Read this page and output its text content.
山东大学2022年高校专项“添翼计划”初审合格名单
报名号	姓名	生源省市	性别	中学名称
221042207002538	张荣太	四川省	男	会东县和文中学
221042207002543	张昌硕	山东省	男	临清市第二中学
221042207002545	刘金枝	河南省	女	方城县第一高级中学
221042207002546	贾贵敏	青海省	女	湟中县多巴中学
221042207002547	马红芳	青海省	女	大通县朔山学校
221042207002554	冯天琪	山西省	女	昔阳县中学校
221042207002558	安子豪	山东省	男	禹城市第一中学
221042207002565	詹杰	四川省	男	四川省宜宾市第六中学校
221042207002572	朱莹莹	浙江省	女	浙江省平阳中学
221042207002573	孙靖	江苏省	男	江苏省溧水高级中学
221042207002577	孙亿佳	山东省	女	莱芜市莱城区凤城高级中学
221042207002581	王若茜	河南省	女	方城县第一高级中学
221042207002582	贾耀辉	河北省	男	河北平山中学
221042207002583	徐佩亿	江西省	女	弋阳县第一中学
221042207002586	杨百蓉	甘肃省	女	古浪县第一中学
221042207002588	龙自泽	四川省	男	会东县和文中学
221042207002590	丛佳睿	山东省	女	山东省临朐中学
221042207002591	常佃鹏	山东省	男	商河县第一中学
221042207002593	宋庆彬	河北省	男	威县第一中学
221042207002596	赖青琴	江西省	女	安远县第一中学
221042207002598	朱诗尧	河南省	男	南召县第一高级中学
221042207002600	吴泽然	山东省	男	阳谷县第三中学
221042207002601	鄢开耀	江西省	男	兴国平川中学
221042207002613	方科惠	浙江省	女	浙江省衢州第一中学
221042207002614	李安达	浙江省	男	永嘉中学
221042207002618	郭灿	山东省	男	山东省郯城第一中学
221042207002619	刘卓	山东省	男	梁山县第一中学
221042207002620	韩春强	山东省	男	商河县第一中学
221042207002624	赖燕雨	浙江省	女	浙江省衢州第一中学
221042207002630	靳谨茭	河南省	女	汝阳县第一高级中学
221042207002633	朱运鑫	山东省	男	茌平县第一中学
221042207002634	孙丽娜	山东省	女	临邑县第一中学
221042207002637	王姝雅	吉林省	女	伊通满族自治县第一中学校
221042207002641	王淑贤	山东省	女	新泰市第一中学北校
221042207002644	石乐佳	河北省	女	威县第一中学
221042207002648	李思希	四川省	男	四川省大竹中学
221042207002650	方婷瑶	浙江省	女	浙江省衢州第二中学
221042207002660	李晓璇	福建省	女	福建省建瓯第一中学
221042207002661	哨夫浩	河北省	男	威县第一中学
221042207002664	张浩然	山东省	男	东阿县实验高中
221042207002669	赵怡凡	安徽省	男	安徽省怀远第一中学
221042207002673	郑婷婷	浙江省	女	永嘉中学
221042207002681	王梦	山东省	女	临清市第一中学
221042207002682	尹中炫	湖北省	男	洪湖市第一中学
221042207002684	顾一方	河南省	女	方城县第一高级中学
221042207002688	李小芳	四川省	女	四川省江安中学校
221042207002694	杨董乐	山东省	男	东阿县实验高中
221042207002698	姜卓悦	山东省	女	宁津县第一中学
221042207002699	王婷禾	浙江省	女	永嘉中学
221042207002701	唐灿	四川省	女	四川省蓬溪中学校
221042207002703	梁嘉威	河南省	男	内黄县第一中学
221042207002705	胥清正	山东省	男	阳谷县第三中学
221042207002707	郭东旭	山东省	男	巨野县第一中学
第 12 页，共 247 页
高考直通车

****

CHALLENGE: Faithfully reproduce all of the records, character for character.

FINISHED EXERCISE:
Read this page and output its text content.
山东大学2022年高校专项“添翼计划”初审合格名单
报名号	姓名	生源省市	性别	中学名称
221042207002538	张荣太	四川省	男	会东县和文中学
221042207002543	张昌硕	山东省	男	临清市第二中学
221042207002545	刘金枝	河南省	女	方城县第一高级中学
221042207002546	贾贵敏	青海省	女	湟中县多巴中学
221042207002547	马红芳	青海省	女	大通县朔山学校
221042207002554	冯天琪	山西省	女	昔阳县中学校
221042207002558	安子豪	山东省	男	禹城市第一中学
221042207002565	詹杰	四川省	男	四川省宜宾市第六中学校
221042207002572	朱莹莹	浙江省	女	浙江省平阳中学
221042207002573	孙靖	江苏省	男	江苏省溧水高级中学
221042207002577	孙亿佳	山东省	女	莱芜市莱城区凤城高级中学
221042207002581	王若茜	河南省	女	方城县第一高级中学
221042207002582	贾耀辉	河北省	男	河北平山中学
221042207002583	徐佩亿	江西省	女	弋阳县第一中学
221042207002586	杨百蓉	甘肃省	女	古浪县第一中学
221042207002588	龙自泽	四川省	男	会东县和文中学
221042207002590	丛佳睿	山东省	女	山东省临朐中学
221042207002591	常佃鹏	山东省	男	商河县第一中学
221042207002593	宋庆彬	河北省	男	威县第一中学
221042207002596	赖青琴	江西省	女	安远县第一中学
221042207002598	朱诗尧	河南省	男	南召县第一高级中学
221042207002600	吴泽然	山东省	男	阳谷县第三中学
221042207002601	鄢开耀	江西省	男	兴国平川中学
221042207002613	方科惠	浙江省	女	浙江省衢州第一中学
221042207002614	李安达	浙江省	男	永嘉中学
221042207002618	郭灿	山东省	男	山东省郯城第一中学
221042207002619	刘卓	山东省	男	梁山县第一中学
221042207002620	韩春强	山东省	男	商河县第一中学
221042207002624	赖燕雨	浙江省	女	浙江省衢州第一中学
221042207002630	靳谨茭	河南省	女	汝阳县第一高级中学
221042207002633	朱运鑫	山东省	男	茌平县第一中学
221042207002634	孙丽娜	山东省	女	临邑县第一中学
221042207002637	王姝雅	吉林省	女	伊通满族自治县第一中学校
221042207002641	王淑贤	山东省	女	新泰市第一中学北校
221042207002644	石乐佳	河北省	女	威县第一中学
221042207002648	李思希	四川省	男	四川省大竹中学
221042207002650	方婷瑶	浙江省	女	浙江省衢州第二中学
221042207002660	李晓璇	福建省	女	福建省建瓯第一中学
221042207002661	哨夫浩	河北省	男	威县第一中学
221042207002664	张浩然	山东省	男	东阿县实验高中
221042207002669	赵怡凡	安徽省	男	安徽省怀远第一中学
221042207002673	郑婷婷	浙江省	女	永嘉中学
221042207002681	王梦	山东省	女	临清市第一中学
221042207002682	尹中炫	湖北省	男	洪湖市第一中学
221042207002684	顾一方	河南省	女	方城县第一高级中学
221042207002688	李小芳	四川省	女	四川省江安中学校
221042207002694	杨董乐	山东省	男	东阿县实验高中
221042207002698	姜卓悦	山东省	女	宁津县第一中学
221042207002699	王婷禾	浙江省	女	永嘉中学
221042207002701	唐灿	四川省	女	四川省蓬溪中学校
221042207002703	梁嘉威	河南省	男	内黄县第一中学
221042207002705	胥清正	山东省	男	阳谷县第三中学
221042207002707	郭东旭	山东省	男	巨野县第一中学
第 12 页，共 247 页
高考直通车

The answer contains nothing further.